## Record list

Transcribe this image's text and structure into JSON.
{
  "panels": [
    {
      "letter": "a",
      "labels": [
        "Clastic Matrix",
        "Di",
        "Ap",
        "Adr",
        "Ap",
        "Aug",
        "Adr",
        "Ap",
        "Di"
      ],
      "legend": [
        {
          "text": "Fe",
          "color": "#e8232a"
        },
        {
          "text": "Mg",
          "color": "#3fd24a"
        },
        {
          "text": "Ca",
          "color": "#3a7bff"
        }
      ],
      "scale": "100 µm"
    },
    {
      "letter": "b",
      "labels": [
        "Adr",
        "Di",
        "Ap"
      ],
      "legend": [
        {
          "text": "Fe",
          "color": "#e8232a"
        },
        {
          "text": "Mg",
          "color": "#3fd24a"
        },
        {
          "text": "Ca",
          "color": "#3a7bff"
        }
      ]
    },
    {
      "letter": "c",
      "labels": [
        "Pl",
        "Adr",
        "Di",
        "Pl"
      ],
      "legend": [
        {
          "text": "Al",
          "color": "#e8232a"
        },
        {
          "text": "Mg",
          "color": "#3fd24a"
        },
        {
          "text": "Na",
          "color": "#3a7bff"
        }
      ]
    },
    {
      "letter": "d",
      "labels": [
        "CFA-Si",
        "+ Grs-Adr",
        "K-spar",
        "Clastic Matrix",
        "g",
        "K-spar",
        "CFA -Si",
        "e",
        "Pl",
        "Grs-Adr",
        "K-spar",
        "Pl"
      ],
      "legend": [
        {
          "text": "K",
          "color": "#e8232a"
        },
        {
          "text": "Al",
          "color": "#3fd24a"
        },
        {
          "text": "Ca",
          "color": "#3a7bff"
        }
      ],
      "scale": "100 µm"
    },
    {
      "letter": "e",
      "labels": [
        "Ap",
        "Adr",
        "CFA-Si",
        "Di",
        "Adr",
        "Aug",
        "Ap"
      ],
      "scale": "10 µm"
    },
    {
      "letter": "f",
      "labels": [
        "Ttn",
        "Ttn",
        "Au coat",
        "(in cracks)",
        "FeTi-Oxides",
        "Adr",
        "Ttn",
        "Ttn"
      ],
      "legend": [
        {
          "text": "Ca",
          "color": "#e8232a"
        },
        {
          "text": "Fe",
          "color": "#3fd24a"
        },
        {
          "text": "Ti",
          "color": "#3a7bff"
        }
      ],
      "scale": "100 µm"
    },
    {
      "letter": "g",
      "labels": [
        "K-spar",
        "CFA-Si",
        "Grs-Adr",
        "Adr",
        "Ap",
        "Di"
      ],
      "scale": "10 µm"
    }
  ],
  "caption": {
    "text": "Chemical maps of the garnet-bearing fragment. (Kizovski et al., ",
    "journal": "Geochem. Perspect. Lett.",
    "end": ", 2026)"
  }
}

## Challenge
Every line that holds the word "letter" should be extracted.

## Task solution
      "letter": "a",
      "letter": "b",
      "letter": "c",
      "letter": "d",
      "letter": "e",
      "letter": "f",
      "letter": "g",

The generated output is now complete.